(Entries taken from a collection)
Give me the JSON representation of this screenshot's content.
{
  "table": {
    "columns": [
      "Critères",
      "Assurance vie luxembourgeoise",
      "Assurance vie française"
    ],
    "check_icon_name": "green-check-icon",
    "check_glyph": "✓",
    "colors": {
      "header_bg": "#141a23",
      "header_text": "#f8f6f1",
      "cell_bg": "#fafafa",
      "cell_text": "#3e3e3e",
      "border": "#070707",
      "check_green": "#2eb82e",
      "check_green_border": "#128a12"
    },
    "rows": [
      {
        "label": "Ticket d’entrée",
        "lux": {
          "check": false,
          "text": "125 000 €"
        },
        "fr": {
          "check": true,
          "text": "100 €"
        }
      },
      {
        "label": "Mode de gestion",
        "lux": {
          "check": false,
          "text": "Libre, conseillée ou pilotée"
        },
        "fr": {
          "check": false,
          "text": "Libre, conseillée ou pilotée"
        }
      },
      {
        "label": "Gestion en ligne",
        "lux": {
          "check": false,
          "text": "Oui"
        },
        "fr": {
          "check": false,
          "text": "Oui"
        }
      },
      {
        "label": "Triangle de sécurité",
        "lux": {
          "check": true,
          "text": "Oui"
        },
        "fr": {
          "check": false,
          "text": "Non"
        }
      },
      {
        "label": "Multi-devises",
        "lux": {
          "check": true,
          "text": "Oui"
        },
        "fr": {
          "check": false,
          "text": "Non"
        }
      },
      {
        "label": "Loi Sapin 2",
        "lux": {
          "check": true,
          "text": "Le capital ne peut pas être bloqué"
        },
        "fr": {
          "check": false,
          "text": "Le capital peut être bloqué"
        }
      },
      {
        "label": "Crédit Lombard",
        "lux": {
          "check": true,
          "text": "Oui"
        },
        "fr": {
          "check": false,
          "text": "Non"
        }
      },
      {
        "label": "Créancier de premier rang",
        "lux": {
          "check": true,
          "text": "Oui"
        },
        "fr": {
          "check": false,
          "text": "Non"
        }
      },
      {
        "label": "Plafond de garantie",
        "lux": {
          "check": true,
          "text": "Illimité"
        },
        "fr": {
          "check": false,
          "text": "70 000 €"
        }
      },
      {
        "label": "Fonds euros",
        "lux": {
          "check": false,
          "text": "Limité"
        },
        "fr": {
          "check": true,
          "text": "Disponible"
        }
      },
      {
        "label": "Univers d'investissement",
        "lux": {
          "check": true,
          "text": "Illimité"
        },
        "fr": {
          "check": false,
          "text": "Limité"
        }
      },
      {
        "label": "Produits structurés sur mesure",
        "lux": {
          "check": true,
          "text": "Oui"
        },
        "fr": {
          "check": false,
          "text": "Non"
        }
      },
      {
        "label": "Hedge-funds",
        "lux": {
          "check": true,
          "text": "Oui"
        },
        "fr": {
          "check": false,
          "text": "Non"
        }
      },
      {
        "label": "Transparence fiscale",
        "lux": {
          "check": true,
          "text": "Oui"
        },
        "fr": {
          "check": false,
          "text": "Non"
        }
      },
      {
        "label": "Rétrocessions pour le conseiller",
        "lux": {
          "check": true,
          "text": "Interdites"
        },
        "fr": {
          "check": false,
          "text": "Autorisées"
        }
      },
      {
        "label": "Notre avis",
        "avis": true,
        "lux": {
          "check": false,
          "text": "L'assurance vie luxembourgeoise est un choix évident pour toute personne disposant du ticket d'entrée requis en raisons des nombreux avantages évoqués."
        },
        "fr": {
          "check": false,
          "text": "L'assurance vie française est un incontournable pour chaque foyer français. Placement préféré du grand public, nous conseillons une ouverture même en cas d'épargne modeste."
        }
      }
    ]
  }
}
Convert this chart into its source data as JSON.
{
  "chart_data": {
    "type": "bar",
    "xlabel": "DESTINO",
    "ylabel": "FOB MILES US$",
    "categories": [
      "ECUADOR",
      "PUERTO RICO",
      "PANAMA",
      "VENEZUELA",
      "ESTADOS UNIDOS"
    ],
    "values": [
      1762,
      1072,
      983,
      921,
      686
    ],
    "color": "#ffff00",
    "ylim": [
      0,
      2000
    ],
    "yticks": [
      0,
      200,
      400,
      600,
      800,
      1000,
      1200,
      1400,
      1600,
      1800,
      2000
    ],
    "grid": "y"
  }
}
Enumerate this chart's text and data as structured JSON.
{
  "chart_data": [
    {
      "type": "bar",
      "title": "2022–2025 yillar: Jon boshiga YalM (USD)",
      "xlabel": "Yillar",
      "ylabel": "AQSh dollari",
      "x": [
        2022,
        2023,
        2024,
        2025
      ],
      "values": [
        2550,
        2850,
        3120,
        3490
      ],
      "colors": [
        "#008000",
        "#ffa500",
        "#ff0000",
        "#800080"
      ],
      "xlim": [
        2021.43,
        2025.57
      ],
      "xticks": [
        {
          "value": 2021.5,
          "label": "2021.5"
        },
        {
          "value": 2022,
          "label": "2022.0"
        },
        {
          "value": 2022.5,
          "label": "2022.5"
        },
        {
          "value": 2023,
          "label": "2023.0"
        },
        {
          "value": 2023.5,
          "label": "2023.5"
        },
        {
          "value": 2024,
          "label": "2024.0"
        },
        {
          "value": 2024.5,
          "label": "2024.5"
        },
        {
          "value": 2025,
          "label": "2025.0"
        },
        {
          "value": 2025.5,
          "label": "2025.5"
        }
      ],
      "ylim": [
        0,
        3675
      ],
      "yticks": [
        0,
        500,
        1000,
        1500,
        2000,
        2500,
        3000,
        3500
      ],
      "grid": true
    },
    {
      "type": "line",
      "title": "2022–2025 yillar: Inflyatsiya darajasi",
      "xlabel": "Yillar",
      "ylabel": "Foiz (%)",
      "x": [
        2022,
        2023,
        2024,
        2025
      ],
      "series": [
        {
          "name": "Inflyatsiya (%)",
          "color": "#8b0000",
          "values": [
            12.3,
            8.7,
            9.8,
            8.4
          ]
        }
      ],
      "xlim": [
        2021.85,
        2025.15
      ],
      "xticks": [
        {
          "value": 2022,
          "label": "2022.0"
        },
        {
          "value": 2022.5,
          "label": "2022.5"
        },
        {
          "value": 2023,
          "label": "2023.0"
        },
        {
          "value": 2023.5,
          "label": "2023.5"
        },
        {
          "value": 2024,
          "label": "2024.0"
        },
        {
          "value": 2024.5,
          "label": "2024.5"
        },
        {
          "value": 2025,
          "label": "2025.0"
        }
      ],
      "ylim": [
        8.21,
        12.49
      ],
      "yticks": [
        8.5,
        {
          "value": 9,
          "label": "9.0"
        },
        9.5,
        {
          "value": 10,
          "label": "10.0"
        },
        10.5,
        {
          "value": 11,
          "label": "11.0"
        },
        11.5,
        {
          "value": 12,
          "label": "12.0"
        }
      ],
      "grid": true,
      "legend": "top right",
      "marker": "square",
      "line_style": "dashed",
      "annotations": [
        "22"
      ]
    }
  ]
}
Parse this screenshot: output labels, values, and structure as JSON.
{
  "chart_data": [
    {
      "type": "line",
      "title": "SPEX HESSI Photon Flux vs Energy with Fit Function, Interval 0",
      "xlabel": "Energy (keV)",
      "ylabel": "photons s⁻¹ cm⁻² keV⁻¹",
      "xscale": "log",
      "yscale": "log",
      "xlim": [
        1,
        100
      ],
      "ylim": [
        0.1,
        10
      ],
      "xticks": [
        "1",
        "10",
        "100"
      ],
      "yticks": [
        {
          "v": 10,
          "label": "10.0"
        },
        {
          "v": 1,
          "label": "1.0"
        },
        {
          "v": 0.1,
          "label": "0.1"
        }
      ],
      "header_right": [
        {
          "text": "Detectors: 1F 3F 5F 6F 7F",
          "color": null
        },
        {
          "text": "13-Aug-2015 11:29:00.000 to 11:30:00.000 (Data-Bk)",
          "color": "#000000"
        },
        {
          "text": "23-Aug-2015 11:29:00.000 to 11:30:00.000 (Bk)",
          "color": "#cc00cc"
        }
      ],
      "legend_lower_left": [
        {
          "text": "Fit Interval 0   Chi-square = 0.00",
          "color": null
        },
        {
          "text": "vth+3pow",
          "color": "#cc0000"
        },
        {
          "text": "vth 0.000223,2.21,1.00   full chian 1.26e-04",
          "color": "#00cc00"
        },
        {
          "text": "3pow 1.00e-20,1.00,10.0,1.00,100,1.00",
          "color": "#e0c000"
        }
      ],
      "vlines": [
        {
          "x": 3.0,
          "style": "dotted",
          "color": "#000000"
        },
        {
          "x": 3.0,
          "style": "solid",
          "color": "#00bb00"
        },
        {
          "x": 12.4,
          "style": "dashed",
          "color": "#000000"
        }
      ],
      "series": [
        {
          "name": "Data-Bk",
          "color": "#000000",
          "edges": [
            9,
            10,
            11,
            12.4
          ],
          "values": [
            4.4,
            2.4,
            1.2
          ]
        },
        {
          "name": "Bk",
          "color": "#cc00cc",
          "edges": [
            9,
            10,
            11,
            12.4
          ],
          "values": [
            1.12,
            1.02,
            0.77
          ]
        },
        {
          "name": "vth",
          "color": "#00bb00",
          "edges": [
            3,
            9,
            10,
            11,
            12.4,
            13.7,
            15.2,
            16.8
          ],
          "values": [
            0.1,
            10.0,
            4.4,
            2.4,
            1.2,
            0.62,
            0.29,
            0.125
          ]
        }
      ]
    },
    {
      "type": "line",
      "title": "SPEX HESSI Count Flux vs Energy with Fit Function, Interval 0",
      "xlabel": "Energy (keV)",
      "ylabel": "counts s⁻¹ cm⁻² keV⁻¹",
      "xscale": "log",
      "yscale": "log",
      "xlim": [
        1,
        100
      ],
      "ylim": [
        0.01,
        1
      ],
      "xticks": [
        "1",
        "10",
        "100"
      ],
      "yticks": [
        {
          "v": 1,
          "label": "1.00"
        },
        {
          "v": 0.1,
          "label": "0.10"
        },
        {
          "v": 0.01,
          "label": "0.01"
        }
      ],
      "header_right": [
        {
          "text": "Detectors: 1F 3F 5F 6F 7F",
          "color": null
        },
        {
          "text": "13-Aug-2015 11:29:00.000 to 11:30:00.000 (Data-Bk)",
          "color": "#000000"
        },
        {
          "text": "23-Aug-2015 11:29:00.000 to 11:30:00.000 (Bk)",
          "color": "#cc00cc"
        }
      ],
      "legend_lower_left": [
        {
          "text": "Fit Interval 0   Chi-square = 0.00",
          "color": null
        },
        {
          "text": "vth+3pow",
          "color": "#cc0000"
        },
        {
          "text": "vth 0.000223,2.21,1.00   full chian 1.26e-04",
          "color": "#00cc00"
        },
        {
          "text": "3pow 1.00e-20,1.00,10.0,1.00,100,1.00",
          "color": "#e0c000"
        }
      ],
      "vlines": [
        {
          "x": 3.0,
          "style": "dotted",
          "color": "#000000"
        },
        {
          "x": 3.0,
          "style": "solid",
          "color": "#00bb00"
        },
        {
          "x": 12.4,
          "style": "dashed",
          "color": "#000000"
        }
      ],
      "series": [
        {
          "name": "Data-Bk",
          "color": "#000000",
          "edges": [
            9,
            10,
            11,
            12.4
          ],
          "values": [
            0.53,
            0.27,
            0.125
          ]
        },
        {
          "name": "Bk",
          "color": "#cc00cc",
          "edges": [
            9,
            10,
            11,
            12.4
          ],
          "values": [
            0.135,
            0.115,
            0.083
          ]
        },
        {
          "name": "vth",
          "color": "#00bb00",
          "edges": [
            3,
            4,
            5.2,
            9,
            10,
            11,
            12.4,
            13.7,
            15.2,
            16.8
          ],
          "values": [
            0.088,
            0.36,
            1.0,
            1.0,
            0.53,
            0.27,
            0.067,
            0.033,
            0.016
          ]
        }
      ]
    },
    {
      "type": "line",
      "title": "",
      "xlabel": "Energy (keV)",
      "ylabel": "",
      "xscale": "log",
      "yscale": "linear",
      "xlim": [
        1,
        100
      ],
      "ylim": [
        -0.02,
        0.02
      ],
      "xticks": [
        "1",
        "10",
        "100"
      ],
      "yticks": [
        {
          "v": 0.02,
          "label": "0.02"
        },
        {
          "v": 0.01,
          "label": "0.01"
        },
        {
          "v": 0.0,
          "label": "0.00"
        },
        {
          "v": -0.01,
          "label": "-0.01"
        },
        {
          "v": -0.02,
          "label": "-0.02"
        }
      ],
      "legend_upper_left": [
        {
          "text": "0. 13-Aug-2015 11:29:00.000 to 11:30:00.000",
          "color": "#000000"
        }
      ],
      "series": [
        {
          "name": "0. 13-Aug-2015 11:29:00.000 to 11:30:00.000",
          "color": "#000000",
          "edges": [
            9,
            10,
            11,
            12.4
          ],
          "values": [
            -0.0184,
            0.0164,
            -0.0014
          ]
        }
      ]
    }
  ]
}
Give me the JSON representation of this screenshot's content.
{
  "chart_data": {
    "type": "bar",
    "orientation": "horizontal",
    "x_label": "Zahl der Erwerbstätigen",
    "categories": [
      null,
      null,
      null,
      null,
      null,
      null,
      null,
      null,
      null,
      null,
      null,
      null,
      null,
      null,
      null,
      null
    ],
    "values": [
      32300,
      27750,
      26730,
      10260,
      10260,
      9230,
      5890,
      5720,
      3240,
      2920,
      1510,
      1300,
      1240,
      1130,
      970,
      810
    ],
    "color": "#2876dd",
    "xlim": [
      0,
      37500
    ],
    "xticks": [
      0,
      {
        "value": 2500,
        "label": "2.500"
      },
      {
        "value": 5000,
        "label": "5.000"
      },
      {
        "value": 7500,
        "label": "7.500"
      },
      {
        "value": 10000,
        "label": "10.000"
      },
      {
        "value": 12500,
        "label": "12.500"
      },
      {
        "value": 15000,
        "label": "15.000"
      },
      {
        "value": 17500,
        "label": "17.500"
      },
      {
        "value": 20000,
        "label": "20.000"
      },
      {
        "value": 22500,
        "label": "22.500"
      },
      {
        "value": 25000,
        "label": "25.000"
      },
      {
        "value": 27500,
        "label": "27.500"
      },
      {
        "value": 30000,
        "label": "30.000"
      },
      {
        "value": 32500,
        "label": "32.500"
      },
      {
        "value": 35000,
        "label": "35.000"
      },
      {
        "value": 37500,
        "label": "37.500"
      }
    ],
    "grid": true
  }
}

GIVEN EXERCISE:
Collect the lines that hold "pour".

RIGHT ANSWER:
        "label": "Rétrocessions pour le conseiller",
          "text": "L'assurance vie luxembourgeoise est un choix évident pour toute personne disposant du ticket d'entrée requis en raisons des nombreux avantages évoqués."
          "text": "L'assurance vie française est un incontournable pour chaque foyer français. Placement préféré du grand public, nous conseillons une ouverture même en cas d'épargne modeste."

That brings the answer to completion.